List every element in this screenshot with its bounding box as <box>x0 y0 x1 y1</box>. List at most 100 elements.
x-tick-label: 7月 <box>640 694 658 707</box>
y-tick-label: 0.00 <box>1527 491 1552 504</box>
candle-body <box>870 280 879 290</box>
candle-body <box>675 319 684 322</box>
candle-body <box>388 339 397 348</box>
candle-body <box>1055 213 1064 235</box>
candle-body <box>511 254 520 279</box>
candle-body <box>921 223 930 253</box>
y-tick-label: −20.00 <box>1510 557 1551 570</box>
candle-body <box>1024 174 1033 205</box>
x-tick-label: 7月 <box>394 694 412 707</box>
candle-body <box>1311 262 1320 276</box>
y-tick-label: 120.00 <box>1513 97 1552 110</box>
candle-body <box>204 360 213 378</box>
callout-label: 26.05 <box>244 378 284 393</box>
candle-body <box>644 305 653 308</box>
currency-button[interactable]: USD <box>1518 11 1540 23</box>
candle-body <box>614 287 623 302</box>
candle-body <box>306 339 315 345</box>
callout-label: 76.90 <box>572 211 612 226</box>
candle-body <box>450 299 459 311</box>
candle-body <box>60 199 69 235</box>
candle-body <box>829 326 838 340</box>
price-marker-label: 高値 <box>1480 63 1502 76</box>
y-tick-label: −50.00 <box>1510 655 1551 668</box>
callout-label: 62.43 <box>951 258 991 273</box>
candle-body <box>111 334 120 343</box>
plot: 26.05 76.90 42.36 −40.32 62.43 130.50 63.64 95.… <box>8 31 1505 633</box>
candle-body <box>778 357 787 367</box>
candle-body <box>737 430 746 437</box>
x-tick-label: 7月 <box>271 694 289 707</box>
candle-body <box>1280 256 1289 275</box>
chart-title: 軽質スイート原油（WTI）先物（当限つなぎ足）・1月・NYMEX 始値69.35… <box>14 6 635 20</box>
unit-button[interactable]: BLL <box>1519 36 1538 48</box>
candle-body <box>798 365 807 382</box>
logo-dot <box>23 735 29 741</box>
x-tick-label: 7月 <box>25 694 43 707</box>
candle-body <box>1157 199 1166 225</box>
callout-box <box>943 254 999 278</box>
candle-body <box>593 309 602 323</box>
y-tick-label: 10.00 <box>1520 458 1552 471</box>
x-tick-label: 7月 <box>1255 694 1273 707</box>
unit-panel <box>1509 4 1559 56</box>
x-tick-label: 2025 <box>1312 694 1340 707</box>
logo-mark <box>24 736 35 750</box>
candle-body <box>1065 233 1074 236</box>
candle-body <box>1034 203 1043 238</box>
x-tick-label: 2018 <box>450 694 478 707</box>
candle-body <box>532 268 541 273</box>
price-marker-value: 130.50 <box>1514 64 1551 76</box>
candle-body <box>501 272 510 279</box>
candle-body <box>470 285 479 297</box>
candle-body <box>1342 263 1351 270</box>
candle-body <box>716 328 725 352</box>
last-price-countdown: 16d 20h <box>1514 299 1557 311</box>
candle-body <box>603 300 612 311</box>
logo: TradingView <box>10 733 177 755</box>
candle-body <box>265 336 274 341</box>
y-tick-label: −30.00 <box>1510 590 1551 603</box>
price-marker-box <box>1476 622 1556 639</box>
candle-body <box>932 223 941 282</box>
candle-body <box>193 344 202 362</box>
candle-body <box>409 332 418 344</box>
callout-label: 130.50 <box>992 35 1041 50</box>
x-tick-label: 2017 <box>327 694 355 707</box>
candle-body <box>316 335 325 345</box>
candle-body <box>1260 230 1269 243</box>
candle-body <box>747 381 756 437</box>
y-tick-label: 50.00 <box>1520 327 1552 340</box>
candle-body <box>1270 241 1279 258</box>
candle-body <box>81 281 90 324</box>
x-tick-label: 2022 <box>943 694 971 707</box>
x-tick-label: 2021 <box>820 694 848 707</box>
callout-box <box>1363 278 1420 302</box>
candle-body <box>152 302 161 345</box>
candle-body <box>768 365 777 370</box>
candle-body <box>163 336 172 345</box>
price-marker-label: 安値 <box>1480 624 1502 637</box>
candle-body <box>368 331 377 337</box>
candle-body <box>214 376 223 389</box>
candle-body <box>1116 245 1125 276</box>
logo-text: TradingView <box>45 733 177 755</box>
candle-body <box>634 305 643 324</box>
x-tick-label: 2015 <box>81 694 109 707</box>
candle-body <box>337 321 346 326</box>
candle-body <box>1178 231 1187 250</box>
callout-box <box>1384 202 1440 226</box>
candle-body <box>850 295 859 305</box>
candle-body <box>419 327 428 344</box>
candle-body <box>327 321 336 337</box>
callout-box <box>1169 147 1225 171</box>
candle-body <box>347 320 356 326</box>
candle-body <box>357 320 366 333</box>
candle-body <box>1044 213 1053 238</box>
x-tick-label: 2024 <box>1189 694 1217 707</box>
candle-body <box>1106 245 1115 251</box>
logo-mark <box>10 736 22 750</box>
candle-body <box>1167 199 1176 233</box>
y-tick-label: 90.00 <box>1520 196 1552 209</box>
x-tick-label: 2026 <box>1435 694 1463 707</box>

-=-=-=-=-

**WHAT IS NEEDED**
Copy out every row above verbatim, keeping the original order.

**REPLY**
List every element in this screenshot with its bounding box as <box>x0 y0 x1 y1</box>. List at most 100 elements.
x-tick-label: 7月 <box>640 694 658 707</box>
y-tick-label: 0.00 <box>1527 491 1552 504</box>
candle-body <box>870 280 879 290</box>
candle-body <box>675 319 684 322</box>
candle-body <box>388 339 397 348</box>
candle-body <box>1055 213 1064 235</box>
candle-body <box>511 254 520 279</box>
candle-body <box>921 223 930 253</box>
y-tick-label: −20.00 <box>1510 557 1551 570</box>
candle-body <box>1024 174 1033 205</box>
x-tick-label: 7月 <box>394 694 412 707</box>
candle-body <box>1311 262 1320 276</box>
y-tick-label: 120.00 <box>1513 97 1552 110</box>
candle-body <box>204 360 213 378</box>
callout-label: 26.05 <box>244 378 284 393</box>
candle-body <box>644 305 653 308</box>
currency-button[interactable]: USD <box>1518 11 1540 23</box>
candle-body <box>614 287 623 302</box>
candle-body <box>306 339 315 345</box>
callout-label: 76.90 <box>572 211 612 226</box>
candle-body <box>450 299 459 311</box>
candle-body <box>60 199 69 235</box>
candle-body <box>829 326 838 340</box>
price-marker-label: 高値 <box>1480 63 1502 76</box>
y-tick-label: −50.00 <box>1510 655 1551 668</box>
callout-label: 62.43 <box>951 258 991 273</box>
candle-body <box>111 334 120 343</box>
plot: 26.05 76.90 42.36 −40.32 62.43 130.50 63.64 95.… <box>8 31 1505 633</box>
candle-body <box>778 357 787 367</box>
candle-body <box>737 430 746 437</box>
x-tick-label: 7月 <box>271 694 289 707</box>
candle-body <box>1280 256 1289 275</box>
chart-title: 軽質スイート原油（WTI）先物（当限つなぎ足）・1月・NYMEX 始値69.35… <box>14 6 635 20</box>
unit-button[interactable]: BLL <box>1519 36 1538 48</box>
candle-body <box>798 365 807 382</box>
logo-dot <box>23 735 29 741</box>
x-tick-label: 7月 <box>25 694 43 707</box>
candle-body <box>1157 199 1166 225</box>
callout-box <box>943 254 999 278</box>
candle-body <box>593 309 602 323</box>
y-tick-label: 10.00 <box>1520 458 1552 471</box>
x-tick-label: 7月 <box>1255 694 1273 707</box>
unit-panel <box>1509 4 1559 56</box>
x-tick-label: 2025 <box>1312 694 1340 707</box>
logo-mark <box>24 736 35 750</box>
candle-body <box>1065 233 1074 236</box>
candle-body <box>1034 203 1043 238</box>
x-tick-label: 2018 <box>450 694 478 707</box>
candle-body <box>532 268 541 273</box>
price-marker-value: 130.50 <box>1514 64 1551 76</box>
candle-body <box>501 272 510 279</box>
candle-body <box>470 285 479 297</box>
candle-body <box>1342 263 1351 270</box>
candle-body <box>716 328 725 352</box>
last-price-countdown: 16d 20h <box>1514 299 1557 311</box>
candle-body <box>603 300 612 311</box>
logo: TradingView <box>10 733 177 755</box>
candle-body <box>265 336 274 341</box>
y-tick-label: −30.00 <box>1510 590 1551 603</box>
price-marker-box <box>1476 622 1556 639</box>
candle-body <box>932 223 941 282</box>
candle-body <box>193 344 202 362</box>
candle-body <box>409 332 418 344</box>
callout-label: 130.50 <box>992 35 1041 50</box>
x-tick-label: 2017 <box>327 694 355 707</box>
candle-body <box>316 335 325 345</box>
candle-body <box>1260 230 1269 243</box>
candle-body <box>747 381 756 437</box>
y-tick-label: 50.00 <box>1520 327 1552 340</box>
candle-body <box>1270 241 1279 258</box>
candle-body <box>81 281 90 324</box>
x-tick-label: 2022 <box>943 694 971 707</box>
x-tick-label: 2021 <box>820 694 848 707</box>
callout-box <box>1363 278 1420 302</box>
candle-body <box>152 302 161 345</box>
candle-body <box>768 365 777 370</box>
candle-body <box>163 336 172 345</box>
price-marker-label: 安値 <box>1480 624 1502 637</box>
candle-body <box>368 331 377 337</box>
candle-body <box>214 376 223 389</box>
candle-body <box>1116 245 1125 276</box>
logo-text: TradingView <box>45 733 177 755</box>
candle-body <box>634 305 643 324</box>
x-tick-label: 2015 <box>81 694 109 707</box>
candle-body <box>337 321 346 326</box>
candle-body <box>1178 231 1187 250</box>
callout-box <box>1384 202 1440 226</box>
candle-body <box>850 295 859 305</box>
candle-body <box>419 327 428 344</box>
candle-body <box>327 321 336 337</box>
callout-box <box>1169 147 1225 171</box>
candle-body <box>347 320 356 326</box>
candle-body <box>357 320 366 333</box>
candle-body <box>1044 213 1053 238</box>
x-tick-label: 2024 <box>1189 694 1217 707</box>
candle-body <box>1106 245 1115 251</box>
logo-mark <box>10 736 22 750</box>
candle-body <box>1167 199 1176 233</box>
y-tick-label: 90.00 <box>1520 196 1552 209</box>
x-tick-label: 2026 <box>1435 694 1463 707</box>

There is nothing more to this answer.